Data records
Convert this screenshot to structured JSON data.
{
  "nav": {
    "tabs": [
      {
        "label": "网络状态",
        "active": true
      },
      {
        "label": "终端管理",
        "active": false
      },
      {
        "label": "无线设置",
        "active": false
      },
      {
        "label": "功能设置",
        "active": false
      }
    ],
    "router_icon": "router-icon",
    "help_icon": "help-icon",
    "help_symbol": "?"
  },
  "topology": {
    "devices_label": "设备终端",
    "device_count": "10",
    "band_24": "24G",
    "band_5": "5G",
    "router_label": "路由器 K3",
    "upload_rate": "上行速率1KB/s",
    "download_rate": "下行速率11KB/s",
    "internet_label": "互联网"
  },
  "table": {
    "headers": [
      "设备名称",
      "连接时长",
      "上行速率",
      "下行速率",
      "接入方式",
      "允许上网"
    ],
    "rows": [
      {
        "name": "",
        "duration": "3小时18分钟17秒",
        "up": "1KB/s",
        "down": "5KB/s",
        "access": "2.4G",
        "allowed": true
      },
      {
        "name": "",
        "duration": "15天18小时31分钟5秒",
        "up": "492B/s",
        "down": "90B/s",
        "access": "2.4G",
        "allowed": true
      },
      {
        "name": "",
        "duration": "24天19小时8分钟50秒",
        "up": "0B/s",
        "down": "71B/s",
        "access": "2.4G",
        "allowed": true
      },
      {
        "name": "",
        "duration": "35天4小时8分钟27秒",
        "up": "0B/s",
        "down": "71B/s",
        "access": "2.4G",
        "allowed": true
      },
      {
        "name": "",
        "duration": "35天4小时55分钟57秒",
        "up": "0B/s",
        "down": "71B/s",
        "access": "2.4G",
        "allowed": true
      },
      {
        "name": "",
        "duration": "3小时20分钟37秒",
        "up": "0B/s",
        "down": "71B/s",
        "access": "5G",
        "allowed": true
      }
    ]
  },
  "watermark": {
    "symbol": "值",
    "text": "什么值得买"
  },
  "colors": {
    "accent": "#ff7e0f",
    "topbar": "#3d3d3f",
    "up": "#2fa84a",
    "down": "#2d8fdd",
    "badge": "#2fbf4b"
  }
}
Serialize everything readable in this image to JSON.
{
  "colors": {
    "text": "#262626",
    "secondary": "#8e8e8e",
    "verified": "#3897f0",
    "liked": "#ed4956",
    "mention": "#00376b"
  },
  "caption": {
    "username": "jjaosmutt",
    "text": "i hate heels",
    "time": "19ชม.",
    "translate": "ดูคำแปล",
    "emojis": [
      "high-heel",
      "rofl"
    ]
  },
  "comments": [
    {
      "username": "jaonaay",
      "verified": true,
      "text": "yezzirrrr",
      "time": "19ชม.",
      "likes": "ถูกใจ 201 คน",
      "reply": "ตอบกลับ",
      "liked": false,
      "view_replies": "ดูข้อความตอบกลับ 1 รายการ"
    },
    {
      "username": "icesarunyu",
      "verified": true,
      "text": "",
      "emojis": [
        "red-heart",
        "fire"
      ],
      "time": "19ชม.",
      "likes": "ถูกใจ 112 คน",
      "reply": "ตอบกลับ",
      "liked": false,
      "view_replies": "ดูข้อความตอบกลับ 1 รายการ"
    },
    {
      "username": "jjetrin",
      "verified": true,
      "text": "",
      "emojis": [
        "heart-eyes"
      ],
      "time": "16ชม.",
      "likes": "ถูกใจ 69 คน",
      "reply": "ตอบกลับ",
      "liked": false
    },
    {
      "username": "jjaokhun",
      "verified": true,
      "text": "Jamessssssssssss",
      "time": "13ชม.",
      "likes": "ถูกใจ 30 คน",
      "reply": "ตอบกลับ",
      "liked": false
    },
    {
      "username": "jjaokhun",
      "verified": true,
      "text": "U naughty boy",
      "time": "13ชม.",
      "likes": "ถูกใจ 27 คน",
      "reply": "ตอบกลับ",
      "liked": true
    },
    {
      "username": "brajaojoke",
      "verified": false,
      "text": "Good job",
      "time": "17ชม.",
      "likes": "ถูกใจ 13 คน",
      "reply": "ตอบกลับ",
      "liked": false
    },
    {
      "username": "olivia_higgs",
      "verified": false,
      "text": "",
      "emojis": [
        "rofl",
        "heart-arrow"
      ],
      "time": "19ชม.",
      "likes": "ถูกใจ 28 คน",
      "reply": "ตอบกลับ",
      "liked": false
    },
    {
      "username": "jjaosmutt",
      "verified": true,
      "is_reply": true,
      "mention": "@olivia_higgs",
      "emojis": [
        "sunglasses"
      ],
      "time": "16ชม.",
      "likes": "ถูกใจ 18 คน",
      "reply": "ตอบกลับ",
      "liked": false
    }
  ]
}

Exercise details
Check each line of the records for the string "likes" and state how many lines contain it. Give only the number.

Expected answer
8